> [Work instructions] Repeat each line word for word.

(Extracted data entries)
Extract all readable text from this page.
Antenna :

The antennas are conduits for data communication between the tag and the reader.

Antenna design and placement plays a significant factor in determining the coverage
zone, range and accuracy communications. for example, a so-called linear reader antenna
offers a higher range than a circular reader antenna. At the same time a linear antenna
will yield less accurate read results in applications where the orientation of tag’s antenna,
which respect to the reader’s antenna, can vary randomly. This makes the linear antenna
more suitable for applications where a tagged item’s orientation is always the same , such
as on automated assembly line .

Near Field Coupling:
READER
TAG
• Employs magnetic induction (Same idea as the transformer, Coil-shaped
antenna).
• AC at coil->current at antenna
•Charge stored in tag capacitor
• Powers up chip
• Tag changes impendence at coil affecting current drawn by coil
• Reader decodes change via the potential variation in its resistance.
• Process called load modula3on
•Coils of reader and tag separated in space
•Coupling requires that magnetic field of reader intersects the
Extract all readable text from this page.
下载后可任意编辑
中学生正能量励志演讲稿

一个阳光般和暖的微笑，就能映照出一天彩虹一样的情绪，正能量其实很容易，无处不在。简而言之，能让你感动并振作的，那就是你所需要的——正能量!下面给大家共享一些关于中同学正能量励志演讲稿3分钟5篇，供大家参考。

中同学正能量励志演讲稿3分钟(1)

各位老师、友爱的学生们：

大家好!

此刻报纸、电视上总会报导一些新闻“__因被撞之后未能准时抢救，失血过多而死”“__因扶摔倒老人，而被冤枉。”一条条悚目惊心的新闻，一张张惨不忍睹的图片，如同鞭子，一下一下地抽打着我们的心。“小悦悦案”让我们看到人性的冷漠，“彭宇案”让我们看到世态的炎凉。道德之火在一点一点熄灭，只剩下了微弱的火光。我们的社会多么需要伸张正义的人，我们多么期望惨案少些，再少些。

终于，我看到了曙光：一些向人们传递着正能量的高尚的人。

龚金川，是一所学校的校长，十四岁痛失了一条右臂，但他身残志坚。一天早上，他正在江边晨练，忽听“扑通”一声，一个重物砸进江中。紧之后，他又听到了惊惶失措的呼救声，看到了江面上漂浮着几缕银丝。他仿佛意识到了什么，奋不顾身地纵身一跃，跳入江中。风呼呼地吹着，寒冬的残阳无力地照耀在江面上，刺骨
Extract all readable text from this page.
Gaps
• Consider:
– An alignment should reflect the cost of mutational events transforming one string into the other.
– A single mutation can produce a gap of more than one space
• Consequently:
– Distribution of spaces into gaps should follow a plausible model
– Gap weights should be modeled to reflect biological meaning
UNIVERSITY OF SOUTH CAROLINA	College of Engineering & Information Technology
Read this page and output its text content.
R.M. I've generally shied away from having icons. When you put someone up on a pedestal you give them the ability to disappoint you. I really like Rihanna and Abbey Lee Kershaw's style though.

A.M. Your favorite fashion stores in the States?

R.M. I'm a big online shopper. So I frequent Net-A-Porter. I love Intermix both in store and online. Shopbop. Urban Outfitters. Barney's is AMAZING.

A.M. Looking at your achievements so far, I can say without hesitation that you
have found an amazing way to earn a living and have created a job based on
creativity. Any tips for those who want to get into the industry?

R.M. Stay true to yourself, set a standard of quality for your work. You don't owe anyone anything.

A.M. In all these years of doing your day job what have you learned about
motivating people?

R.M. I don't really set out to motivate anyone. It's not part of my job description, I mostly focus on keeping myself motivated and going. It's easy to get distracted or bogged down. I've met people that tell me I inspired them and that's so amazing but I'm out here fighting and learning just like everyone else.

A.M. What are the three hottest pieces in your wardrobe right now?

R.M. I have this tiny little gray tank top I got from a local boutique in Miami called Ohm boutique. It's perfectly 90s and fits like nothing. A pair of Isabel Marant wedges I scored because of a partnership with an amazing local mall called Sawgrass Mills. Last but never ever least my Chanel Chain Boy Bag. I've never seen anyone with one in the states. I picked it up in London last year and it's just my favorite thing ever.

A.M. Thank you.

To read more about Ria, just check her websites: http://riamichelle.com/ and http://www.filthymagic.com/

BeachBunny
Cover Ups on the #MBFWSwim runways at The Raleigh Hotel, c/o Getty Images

> [Exercise result]
Extract all readable text from this page.
Antenna :

The antennas are conduits for data communication between the tag and the reader.

Antenna design and placement plays a significant factor in determining the coverage
zone, range and accuracy communications. for example, a so-called linear reader antenna
offers a higher range than a circular reader antenna. At the same time a linear antenna
will yield less accurate read results in applications where the orientation of tag’s antenna,
which respect to the reader’s antenna, can vary randomly. This makes the linear antenna
more suitable for applications where a tagged item’s orientation is always the same , such
as on automated assembly line .

Near Field Coupling:
READER
TAG
• Employs magnetic induction (Same idea as the transformer, Coil-shaped
antenna).
• AC at coil->current at antenna
•Charge stored in tag capacitor
• Powers up chip
• Tag changes impendence at coil affecting current drawn by coil
• Reader decodes change via the potential variation in its resistance.
• Process called load modula3on
•Coils of reader and tag separated in space
•Coupling requires that magnetic field of reader intersects the
Extract all readable text from this page.
下载后可任意编辑
中学生正能量励志演讲稿

一个阳光般和暖的微笑，就能映照出一天彩虹一样的情绪，正能量其实很容易，无处不在。简而言之，能让你感动并振作的，那就是你所需要的——正能量!下面给大家共享一些关于中同学正能量励志演讲稿3分钟5篇，供大家参考。

中同学正能量励志演讲稿3分钟(1)

各位老师、友爱的学生们：

大家好!

此刻报纸、电视上总会报导一些新闻“__因被撞之后未能准时抢救，失血过多而死”“__因扶摔倒老人，而被冤枉。”一条条悚目惊心的新闻，一张张惨不忍睹的图片，如同鞭子，一下一下地抽打着我们的心。“小悦悦案”让我们看到人性的冷漠，“彭宇案”让我们看到世态的炎凉。道德之火在一点一点熄灭，只剩下了微弱的火光。我们的社会多么需要伸张正义的人，我们多么期望惨案少些，再少些。

终于，我看到了曙光：一些向人们传递着正能量的高尚的人。

龚金川，是一所学校的校长，十四岁痛失了一条右臂，但他身残志坚。一天早上，他正在江边晨练，忽听“扑通”一声，一个重物砸进江中。紧之后，他又听到了惊惶失措的呼救声，看到了江面上漂浮着几缕银丝。他仿佛意识到了什么，奋不顾身地纵身一跃，跳入江中。风呼呼地吹着，寒冬的残阳无力地照耀在江面上，刺骨
Extract all readable text from this page.
Gaps
• Consider:
– An alignment should reflect the cost of mutational events transforming one string into the other.
– A single mutation can produce a gap of more than one space
• Consequently:
– Distribution of spaces into gaps should follow a plausible model
– Gap weights should be modeled to reflect biological meaning
UNIVERSITY OF SOUTH CAROLINA	College of Engineering & Information Technology
Read this page and output its text content.
R.M. I've generally shied away from having icons. When you put someone up on a pedestal you give them the ability to disappoint you. I really like Rihanna and Abbey Lee Kershaw's style though.

A.M. Your favorite fashion stores in the States?

R.M. I'm a big online shopper. So I frequent Net-A-Porter. I love Intermix both in store and online. Shopbop. Urban Outfitters. Barney's is AMAZING.

A.M. Looking at your achievements so far, I can say without hesitation that you
have found an amazing way to earn a living and have created a job based on
creativity. Any tips for those who want to get into the industry?

R.M. Stay true to yourself, set a standard of quality for your work. You don't owe anyone anything.

A.M. In all these years of doing your day job what have you learned about
motivating people?

R.M. I don't really set out to motivate anyone. It's not part of my job description, I mostly focus on keeping myself motivated and going. It's easy to get distracted or bogged down. I've met people that tell me I inspired them and that's so amazing but I'm out here fighting and learning just like everyone else.

A.M. What are the three hottest pieces in your wardrobe right now?

R.M. I have this tiny little gray tank top I got from a local boutique in Miami called Ohm boutique. It's perfectly 90s and fits like nothing. A pair of Isabel Marant wedges I scored because of a partnership with an amazing local mall called Sawgrass Mills. Last but never ever least my Chanel Chain Boy Bag. I've never seen anyone with one in the states. I picked it up in London last year and it's just my favorite thing ever.

A.M. Thank you.

To read more about Ria, just check her websites: http://riamichelle.com/ and http://www.filthymagic.com/

BeachBunny
Cover Ups on the #MBFWSwim runways at The Raleigh Hotel, c/o Getty Images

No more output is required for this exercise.